Stated goal:
Whenever a line contains the string "TradingView", copy it out of the entries.

Dataset excerpt:
>> Start
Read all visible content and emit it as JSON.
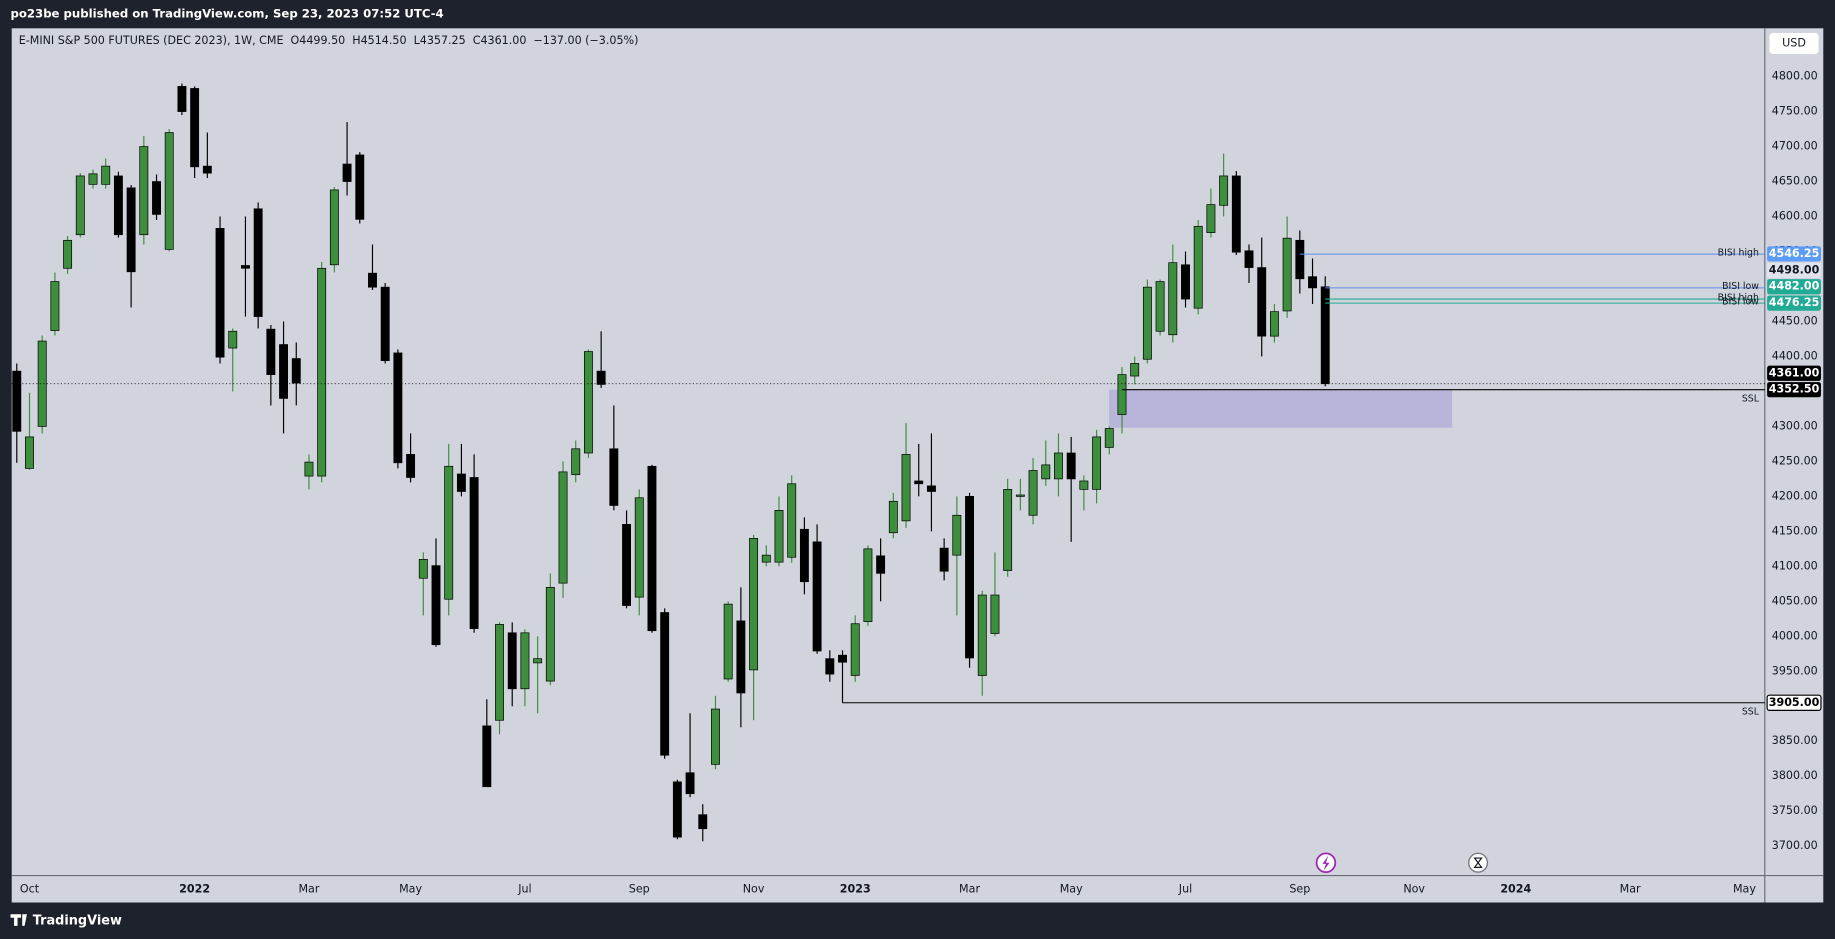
{
  "header": {
    "title": "po23be published on TradingView.com, Sep 23, 2023 07:52 UTC-4"
  },
  "footer": {
    "brand": "TradingView"
  },
  "chart_data": {
    "type": "candlestick",
    "symbol": "E-MINI S&P 500 FUTURES (DEC 2023), 1W, CME",
    "ohlc_legend": [
      "O4499.50",
      "H4514.50",
      "L4357.25",
      "C4361.00"
    ],
    "change": "−137.00 (−3.05%)",
    "currency": "USD",
    "categories": [
      null,
      "Oct",
      null,
      null,
      null,
      null,
      null,
      null,
      null,
      null,
      null,
      null,
      null,
      null,
      "2022",
      null,
      null,
      null,
      null,
      null,
      null,
      null,
      null,
      "Mar",
      null,
      null,
      null,
      null,
      null,
      null,
      null,
      "May",
      null,
      null,
      null,
      null,
      null,
      null,
      null,
      null,
      "Jul",
      null,
      null,
      null,
      null,
      null,
      null,
      null,
      null,
      "Sep",
      null,
      null,
      null,
      null,
      null,
      null,
      null,
      null,
      "Nov",
      null,
      null,
      null,
      null,
      null,
      null,
      null,
      "2023",
      null,
      null,
      null,
      null,
      null,
      null,
      null,
      null,
      "Mar",
      null,
      null,
      null,
      null,
      null,
      null,
      null,
      "May",
      null,
      null,
      null,
      null,
      null,
      null,
      null,
      null,
      "Jul",
      null,
      null,
      null,
      null,
      null,
      null,
      null,
      null,
      "Sep",
      null,
      null,
      null,
      null,
      null,
      null,
      null,
      null,
      "Nov",
      null,
      null,
      null,
      null,
      null,
      null,
      null,
      "2024",
      null,
      null,
      null,
      null,
      null,
      null,
      null,
      null,
      "Mar",
      null,
      null,
      null,
      null,
      null,
      null,
      null,
      null,
      "May",
      null
    ],
    "open": [
      4379,
      4240,
      4300,
      4437,
      4526,
      4574,
      4646,
      4646,
      4658,
      4641,
      4574,
      4650,
      4553,
      4786,
      4783,
      4672,
      4583,
      4412,
      4530,
      4611,
      4439,
      4417,
      4397,
      4229,
      4229,
      4531,
      4675,
      4688,
      4519,
      4499,
      4405,
      4260,
      4083,
      4101,
      4053,
      4232,
      4227,
      3872,
      3880,
      4005,
      3925,
      3962,
      3936,
      4076,
      4231,
      4262,
      4379,
      4268,
      4160,
      4056,
      4243,
      4034,
      3792,
      3805,
      3745,
      3817,
      3939,
      4022,
      3952,
      4106,
      4106,
      4113,
      4153,
      4135,
      3968,
      3973,
      3944,
      4021,
      4115,
      4148,
      4165,
      4222,
      4215,
      4126,
      4116,
      4200,
      3944,
      4004,
      4094,
      4200,
      4173,
      4225,
      4225,
      4262,
      4210,
      4210,
      4270,
      4317,
      4372,
      4396,
      4436,
      4431,
      4531,
      4469,
      4577,
      4616,
      4658,
      4551,
      4527,
      4429,
      4465,
      4566,
      4514,
      4499.5,
      null,
      null,
      null,
      null,
      null,
      null,
      null,
      null,
      null,
      null,
      null,
      null,
      null,
      null,
      null,
      null,
      null,
      null,
      null,
      null,
      null,
      null,
      null,
      null,
      null,
      null,
      null,
      null,
      null,
      null,
      null,
      null,
      null,
      null
    ],
    "high": [
      4390,
      4348,
      4430,
      4520,
      4572,
      4662,
      4667,
      4683,
      4664,
      4645,
      4715,
      4660,
      4725,
      4790,
      4786,
      4720,
      4600,
      4440,
      4600,
      4620,
      4445,
      4450,
      4420,
      4260,
      4535,
      4642,
      4735,
      4692,
      4560,
      4505,
      4410,
      4290,
      4120,
      4140,
      4275,
      4275,
      4260,
      3910,
      4020,
      4020,
      4010,
      4000,
      4090,
      4250,
      4280,
      4410,
      4436,
      4330,
      4180,
      4210,
      4245,
      4040,
      3795,
      3890,
      3760,
      3915,
      4050,
      4070,
      4145,
      4130,
      4200,
      4230,
      4170,
      4160,
      3980,
      3980,
      4030,
      4130,
      4140,
      4205,
      4305,
      4275,
      4290,
      4140,
      4200,
      4205,
      4065,
      4120,
      4225,
      4225,
      4255,
      4280,
      4290,
      4285,
      4230,
      4295,
      4300,
      4385,
      4400,
      4510,
      4510,
      4560,
      4550,
      4595,
      4640,
      4690,
      4665,
      4560,
      4570,
      4475,
      4600,
      4580,
      4540,
      4514.5,
      null,
      null,
      null,
      null,
      null,
      null,
      null,
      null,
      null,
      null,
      null,
      null,
      null,
      null,
      null,
      null,
      null,
      null,
      null,
      null,
      null,
      null,
      null,
      null,
      null,
      null,
      null,
      null,
      null,
      null,
      null,
      null,
      null,
      null
    ],
    "low": [
      4248,
      4238,
      4290,
      4430,
      4518,
      4570,
      4640,
      4640,
      4570,
      4470,
      4560,
      4595,
      4550,
      4745,
      4655,
      4655,
      4390,
      4350,
      4457,
      4440,
      4330,
      4290,
      4330,
      4210,
      4220,
      4520,
      4630,
      4590,
      4495,
      4390,
      4240,
      4220,
      4030,
      3985,
      4030,
      4200,
      4005,
      3785,
      3860,
      3900,
      3900,
      3890,
      3930,
      4055,
      4220,
      4255,
      4355,
      4180,
      4040,
      4030,
      4005,
      3825,
      3710,
      3770,
      3707,
      3810,
      3935,
      3870,
      3880,
      4100,
      4100,
      4105,
      4060,
      3975,
      3935,
      3905,
      3935,
      4015,
      4050,
      4140,
      4155,
      4200,
      4150,
      4080,
      4030,
      3955,
      3915,
      4000,
      4085,
      4180,
      4160,
      4215,
      4200,
      4135,
      4180,
      4190,
      4260,
      4290,
      4360,
      4390,
      4430,
      4420,
      4470,
      4460,
      4570,
      4600,
      4545,
      4505,
      4400,
      4420,
      4455,
      4490,
      4475,
      4357.25,
      null,
      null,
      null,
      null,
      null,
      null,
      null,
      null,
      null,
      null,
      null,
      null,
      null,
      null,
      null,
      null,
      null,
      null,
      null,
      null,
      null,
      null,
      null,
      null,
      null,
      null,
      null,
      null,
      null,
      null,
      null,
      null,
      null,
      null
    ],
    "close": [
      4293,
      4285,
      4422,
      4507,
      4566,
      4658,
      4661,
      4672,
      4574,
      4521,
      4700,
      4603,
      4720,
      4750,
      4671,
      4662,
      4399,
      4436,
      4526,
      4457,
      4374,
      4340,
      4362,
      4249,
      4526,
      4638,
      4650,
      4596,
      4499,
      4394,
      4248,
      4227,
      4110,
      3988,
      4243,
      4207,
      4011,
      3785,
      4017,
      3925,
      4005,
      3968,
      4070,
      4235,
      4268,
      4407,
      4360,
      4187,
      4044,
      4198,
      4008,
      3830,
      3713,
      3775,
      3725,
      3896,
      4046,
      3919,
      4140,
      4116,
      4180,
      4218,
      4078,
      3979,
      3946,
      3963,
      4018,
      4125,
      4090,
      4193,
      4260,
      4218,
      4207,
      4093,
      4173,
      3969,
      4059,
      4059,
      4210,
      4202,
      4237,
      4245,
      4262,
      4225,
      4222,
      4285,
      4297,
      4374,
      4390,
      4499,
      4507,
      4534,
      4482,
      4586,
      4617,
      4658,
      4549,
      4527,
      4429,
      4464,
      4569,
      4511,
      4498,
      4361,
      null,
      null,
      null,
      null,
      null,
      null,
      null,
      null,
      null,
      null,
      null,
      null,
      null,
      null,
      null,
      null,
      null,
      null,
      null,
      null,
      null,
      null,
      null,
      null,
      null,
      null,
      null,
      null,
      null,
      null,
      null,
      null,
      null,
      null
    ],
    "up_color": "#3d8f3d",
    "down_color": "#000000",
    "last_price_label": "4361.00",
    "ylim": [
      3658,
      4869
    ],
    "yticks": [
      {
        "value": 3700,
        "label": "3700.00"
      },
      {
        "value": 3750,
        "label": "3750.00"
      },
      {
        "value": 3800,
        "label": "3800.00"
      },
      {
        "value": 3850,
        "label": "3850.00"
      },
      {
        "value": 3900,
        "label": "3900.00"
      },
      {
        "value": 3950,
        "label": "3950.00"
      },
      {
        "value": 4000,
        "label": "4000.00"
      },
      {
        "value": 4050,
        "label": "4050.00"
      },
      {
        "value": 4100,
        "label": "4100.00"
      },
      {
        "value": 4150,
        "label": "4150.00"
      },
      {
        "value": 4200,
        "label": "4200.00"
      },
      {
        "value": 4250,
        "label": "4250.00"
      },
      {
        "value": 4300,
        "label": "4300.00"
      },
      {
        "value": 4350,
        "label": "4350.00"
      },
      {
        "value": 4400,
        "label": "4400.00"
      },
      {
        "value": 4450,
        "label": "4450.00"
      },
      {
        "value": 4500,
        "label": "4500.00"
      },
      {
        "value": 4550,
        "label": "4550.00"
      },
      {
        "value": 4600,
        "label": "4600.00"
      },
      {
        "value": 4650,
        "label": "4650.00"
      },
      {
        "value": 4700,
        "label": "4700.00"
      },
      {
        "value": 4750,
        "label": "4750.00"
      },
      {
        "value": 4800,
        "label": "4800.00"
      }
    ],
    "grid": false,
    "levels": [
      {
        "name": "BISI high",
        "value": 4546.25,
        "color": "#5b8def",
        "tag_color": "#5b9cf6",
        "tag_text_color": "#ffffff"
      },
      {
        "name": "BISI low",
        "value": 4498,
        "value_label": "4498.00",
        "color": "#5b8def",
        "tag_color": "#e0e3eb",
        "tag_text_color": "#131722"
      },
      {
        "name": "BISI high",
        "value": 4482,
        "value_label": "4482.00",
        "color": "#22ab94",
        "tag_color": "#22ab94",
        "tag_text_color": "#ffffff"
      },
      {
        "name": "BISI low",
        "value": 4476.25,
        "color": "#22ab94",
        "tag_color": "#22ab94",
        "tag_text_color": "#ffffff"
      },
      {
        "name": "SSL",
        "value": 4352.5,
        "value_label": "4352.50",
        "color": "#000000",
        "tag_color": "#000000",
        "tag_text_color": "#ffffff"
      },
      {
        "name": "SSL",
        "value": 3905,
        "value_label": "3905.00",
        "color": "#000000",
        "tag_color": "#ffffff",
        "tag_text_color": "#000000"
      }
    ],
    "zone": {
      "top": 4352.5,
      "bottom": 4298,
      "color": "#b0aad8"
    }
  }
}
>> End
Solution to this problem:
    "title": "po23be published on TradingView.com, Sep 23, 2023 07:52 UTC-4"
    "brand": "TradingView"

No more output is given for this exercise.